Work instructions -> Copy every line of the entries that includes the word "this".

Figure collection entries
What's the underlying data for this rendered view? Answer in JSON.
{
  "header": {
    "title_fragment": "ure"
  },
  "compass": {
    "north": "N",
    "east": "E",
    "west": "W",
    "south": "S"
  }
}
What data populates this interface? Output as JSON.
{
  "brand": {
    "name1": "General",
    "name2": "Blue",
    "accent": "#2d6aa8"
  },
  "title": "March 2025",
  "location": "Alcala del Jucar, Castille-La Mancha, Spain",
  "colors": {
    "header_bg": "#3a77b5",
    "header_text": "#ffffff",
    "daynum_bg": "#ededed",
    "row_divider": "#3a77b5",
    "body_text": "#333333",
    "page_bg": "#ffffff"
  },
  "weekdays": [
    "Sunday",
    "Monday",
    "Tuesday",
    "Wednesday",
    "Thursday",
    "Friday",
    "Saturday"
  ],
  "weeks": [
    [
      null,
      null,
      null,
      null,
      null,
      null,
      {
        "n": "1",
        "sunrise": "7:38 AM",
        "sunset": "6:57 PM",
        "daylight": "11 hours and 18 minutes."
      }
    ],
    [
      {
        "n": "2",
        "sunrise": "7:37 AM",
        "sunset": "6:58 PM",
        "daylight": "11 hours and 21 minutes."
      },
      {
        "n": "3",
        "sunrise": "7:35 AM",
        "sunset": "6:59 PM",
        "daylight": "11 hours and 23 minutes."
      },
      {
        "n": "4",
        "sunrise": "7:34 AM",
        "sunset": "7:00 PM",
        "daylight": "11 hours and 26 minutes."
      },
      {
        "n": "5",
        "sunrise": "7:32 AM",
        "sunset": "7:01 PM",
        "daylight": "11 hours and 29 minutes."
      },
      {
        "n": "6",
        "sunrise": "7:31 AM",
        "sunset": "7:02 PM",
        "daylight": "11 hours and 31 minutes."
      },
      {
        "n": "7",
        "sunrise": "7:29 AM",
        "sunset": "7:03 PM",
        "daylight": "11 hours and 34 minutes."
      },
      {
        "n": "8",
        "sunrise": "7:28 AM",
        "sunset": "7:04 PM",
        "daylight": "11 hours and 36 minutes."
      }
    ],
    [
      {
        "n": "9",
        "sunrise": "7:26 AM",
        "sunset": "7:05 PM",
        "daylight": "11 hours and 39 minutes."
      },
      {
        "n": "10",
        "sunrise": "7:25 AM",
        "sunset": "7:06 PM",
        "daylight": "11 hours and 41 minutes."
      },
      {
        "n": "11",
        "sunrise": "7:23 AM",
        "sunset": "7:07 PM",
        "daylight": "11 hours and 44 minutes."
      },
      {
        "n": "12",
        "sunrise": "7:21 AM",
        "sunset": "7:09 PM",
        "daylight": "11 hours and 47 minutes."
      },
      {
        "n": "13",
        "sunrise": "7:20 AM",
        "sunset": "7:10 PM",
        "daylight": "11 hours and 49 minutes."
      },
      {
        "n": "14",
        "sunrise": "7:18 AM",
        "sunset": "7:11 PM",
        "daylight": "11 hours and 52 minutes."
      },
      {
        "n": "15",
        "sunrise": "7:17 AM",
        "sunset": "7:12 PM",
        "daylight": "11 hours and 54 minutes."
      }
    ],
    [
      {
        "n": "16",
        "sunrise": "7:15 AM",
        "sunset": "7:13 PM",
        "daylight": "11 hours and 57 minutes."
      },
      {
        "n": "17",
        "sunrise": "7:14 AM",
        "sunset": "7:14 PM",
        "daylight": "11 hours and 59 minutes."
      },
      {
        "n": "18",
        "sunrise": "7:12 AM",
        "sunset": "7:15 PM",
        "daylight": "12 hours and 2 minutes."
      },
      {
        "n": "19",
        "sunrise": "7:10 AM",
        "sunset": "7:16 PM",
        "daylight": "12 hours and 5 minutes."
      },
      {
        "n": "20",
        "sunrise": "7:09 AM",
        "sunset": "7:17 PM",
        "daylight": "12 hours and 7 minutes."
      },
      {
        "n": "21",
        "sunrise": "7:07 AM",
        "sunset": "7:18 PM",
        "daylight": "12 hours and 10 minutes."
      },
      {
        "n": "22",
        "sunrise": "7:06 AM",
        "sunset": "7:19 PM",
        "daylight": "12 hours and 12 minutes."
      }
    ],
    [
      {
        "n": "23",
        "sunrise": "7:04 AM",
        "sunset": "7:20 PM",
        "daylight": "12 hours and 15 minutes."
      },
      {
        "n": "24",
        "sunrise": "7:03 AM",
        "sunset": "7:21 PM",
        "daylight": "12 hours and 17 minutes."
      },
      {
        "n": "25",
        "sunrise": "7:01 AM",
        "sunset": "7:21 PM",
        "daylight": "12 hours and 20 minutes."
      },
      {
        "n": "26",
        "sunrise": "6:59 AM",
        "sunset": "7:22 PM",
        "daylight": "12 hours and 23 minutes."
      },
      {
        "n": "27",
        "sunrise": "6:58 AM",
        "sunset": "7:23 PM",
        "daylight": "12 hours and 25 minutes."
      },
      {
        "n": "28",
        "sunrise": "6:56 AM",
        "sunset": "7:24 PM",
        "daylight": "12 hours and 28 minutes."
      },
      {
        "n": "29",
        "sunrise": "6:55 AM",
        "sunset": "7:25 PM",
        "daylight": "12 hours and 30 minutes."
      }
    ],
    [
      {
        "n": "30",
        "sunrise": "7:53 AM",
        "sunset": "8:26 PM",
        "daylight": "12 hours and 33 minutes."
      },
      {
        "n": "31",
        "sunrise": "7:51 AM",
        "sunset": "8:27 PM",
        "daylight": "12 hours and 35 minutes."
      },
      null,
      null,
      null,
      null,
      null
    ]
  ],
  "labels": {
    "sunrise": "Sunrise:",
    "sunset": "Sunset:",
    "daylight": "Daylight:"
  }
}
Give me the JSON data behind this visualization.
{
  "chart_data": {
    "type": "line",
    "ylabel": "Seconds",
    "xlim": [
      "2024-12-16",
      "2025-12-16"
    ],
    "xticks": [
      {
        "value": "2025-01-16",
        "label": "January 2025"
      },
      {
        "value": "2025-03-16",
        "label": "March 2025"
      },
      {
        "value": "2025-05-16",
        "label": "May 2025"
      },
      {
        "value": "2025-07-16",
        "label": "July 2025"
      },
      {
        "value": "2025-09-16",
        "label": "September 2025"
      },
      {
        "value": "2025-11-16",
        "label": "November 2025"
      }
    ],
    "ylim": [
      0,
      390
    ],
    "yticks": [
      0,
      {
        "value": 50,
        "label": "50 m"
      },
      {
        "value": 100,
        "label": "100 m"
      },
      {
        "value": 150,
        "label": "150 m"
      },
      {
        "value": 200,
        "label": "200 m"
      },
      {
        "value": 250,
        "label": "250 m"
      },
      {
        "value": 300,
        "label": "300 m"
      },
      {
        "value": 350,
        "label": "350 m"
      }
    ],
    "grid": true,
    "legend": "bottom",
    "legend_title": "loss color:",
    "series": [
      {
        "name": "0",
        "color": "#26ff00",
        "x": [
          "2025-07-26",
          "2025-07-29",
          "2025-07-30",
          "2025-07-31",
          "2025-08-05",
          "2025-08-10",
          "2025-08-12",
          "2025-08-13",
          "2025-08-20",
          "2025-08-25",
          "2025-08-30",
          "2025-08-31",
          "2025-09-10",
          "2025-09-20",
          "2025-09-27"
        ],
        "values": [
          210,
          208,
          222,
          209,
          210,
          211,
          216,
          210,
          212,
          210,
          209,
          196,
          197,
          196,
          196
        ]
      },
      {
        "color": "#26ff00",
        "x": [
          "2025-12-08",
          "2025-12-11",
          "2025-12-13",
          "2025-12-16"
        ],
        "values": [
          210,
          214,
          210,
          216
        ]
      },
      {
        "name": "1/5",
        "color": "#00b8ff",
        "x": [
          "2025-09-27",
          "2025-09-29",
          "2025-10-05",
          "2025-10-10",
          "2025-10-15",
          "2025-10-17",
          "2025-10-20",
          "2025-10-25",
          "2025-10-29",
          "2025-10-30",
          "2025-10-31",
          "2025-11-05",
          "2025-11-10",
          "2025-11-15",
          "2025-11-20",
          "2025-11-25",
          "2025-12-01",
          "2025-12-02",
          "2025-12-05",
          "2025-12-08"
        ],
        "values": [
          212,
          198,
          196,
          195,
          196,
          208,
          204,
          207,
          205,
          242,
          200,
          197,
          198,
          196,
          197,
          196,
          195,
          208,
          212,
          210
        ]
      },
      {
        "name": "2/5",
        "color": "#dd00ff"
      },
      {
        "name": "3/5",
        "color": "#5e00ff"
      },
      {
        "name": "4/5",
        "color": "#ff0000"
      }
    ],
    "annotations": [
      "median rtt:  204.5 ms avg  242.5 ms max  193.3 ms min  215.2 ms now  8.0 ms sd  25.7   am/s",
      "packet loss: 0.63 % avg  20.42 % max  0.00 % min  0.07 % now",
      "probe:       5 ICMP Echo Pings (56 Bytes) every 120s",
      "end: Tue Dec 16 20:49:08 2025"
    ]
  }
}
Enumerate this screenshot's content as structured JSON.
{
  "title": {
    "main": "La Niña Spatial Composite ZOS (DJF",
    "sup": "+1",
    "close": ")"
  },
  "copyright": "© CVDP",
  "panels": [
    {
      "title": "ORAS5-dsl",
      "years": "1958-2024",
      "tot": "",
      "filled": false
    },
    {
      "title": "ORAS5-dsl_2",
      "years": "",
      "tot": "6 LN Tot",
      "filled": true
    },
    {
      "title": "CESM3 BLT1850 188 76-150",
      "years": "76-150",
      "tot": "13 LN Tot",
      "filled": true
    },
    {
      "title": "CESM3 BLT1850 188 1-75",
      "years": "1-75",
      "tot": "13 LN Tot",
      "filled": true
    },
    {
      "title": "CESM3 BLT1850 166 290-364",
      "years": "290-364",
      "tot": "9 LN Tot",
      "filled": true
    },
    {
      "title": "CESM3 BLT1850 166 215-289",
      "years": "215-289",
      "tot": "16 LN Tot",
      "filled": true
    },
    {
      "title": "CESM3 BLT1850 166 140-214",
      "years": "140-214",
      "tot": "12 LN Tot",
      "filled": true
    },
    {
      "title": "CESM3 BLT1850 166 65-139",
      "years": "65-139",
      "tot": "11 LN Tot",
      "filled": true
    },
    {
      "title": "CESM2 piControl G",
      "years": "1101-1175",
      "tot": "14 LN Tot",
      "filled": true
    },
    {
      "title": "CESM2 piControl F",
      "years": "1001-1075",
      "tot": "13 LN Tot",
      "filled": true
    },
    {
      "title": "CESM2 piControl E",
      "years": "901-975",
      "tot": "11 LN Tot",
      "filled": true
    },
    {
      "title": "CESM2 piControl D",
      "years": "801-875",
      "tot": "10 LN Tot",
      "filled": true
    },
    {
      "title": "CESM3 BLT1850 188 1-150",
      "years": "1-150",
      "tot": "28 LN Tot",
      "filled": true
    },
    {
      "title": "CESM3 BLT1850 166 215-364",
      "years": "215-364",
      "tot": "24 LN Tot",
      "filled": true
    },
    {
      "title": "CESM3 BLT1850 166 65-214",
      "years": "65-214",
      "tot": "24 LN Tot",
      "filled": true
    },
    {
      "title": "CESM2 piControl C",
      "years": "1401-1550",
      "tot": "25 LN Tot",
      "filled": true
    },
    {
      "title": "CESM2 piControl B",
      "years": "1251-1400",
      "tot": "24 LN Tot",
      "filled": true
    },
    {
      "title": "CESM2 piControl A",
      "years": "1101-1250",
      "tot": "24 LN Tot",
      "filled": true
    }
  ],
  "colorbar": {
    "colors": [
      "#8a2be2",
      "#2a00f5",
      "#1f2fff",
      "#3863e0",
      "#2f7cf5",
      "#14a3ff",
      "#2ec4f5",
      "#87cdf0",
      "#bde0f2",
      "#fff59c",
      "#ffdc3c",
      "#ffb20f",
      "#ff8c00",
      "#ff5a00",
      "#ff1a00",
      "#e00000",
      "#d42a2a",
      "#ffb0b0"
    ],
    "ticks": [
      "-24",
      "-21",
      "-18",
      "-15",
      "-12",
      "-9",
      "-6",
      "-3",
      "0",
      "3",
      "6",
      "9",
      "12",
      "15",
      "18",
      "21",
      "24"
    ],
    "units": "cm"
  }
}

Solution ->
What's the underlying data for this rendered view? Answer in JSON.
What data populates this interface? Output as JSON.
Give me the JSON data behind this visualization.
Enumerate this screenshot's content as structured JSON.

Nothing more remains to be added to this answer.